• Challenge:
Output the data below in full, character for character.

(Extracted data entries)
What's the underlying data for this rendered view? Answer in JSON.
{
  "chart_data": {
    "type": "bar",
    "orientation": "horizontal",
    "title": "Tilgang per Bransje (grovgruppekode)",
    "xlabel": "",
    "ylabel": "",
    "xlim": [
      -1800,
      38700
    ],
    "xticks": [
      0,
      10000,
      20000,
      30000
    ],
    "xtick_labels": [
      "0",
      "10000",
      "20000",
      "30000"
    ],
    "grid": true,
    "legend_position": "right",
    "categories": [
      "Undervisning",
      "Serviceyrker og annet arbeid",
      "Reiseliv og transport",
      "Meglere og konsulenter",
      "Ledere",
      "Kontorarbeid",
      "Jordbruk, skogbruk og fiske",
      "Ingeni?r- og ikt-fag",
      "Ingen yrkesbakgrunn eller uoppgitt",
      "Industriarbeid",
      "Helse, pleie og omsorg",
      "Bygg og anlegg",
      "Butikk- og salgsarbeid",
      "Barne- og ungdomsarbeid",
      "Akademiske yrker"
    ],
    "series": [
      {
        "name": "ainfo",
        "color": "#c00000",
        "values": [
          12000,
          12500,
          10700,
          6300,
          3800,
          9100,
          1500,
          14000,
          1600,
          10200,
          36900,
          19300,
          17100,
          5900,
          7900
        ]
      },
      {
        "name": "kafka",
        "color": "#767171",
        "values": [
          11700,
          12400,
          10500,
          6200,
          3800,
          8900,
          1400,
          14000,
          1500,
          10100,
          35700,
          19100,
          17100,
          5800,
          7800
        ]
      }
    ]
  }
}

• Response below:
What's the underlying data for this rendered view? Answer in JSON.
{
  "chart_data": {
    "type": "bar",
    "orientation": "horizontal",
    "title": "Tilgang per Bransje (grovgruppekode)",
    "xlabel": "",
    "ylabel": "",
    "xlim": [
      -1800,
      38700
    ],
    "xticks": [
      0,
      10000,
      20000,
      30000
    ],
    "xtick_labels": [
      "0",
      "10000",
      "20000",
      "30000"
    ],
    "grid": true,
    "legend_position": "right",
    "categories": [
      "Undervisning",
      "Serviceyrker og annet arbeid",
      "Reiseliv og transport",
      "Meglere og konsulenter",
      "Ledere",
      "Kontorarbeid",
      "Jordbruk, skogbruk og fiske",
      "Ingeni?r- og ikt-fag",
      "Ingen yrkesbakgrunn eller uoppgitt",
      "Industriarbeid",
      "Helse, pleie og omsorg",
      "Bygg og anlegg",
      "Butikk- og salgsarbeid",
      "Barne- og ungdomsarbeid",
      "Akademiske yrker"
    ],
    "series": [
      {
        "name": "ainfo",
        "color": "#c00000",
        "values": [
          12000,
          12500,
          10700,
          6300,
          3800,
          9100,
          1500,
          14000,
          1600,
          10200,
          36900,
          19300,
          17100,
          5900,
          7900
        ]
      },
      {
        "name": "kafka",
        "color": "#767171",
        "values": [
          11700,
          12400,
          10500,
          6200,
          3800,
          8900,
          1400,
          14000,
          1500,
          10100,
          35700,
          19100,
          17100,
          5800,
          7800
        ]
      }
    ]
  }
}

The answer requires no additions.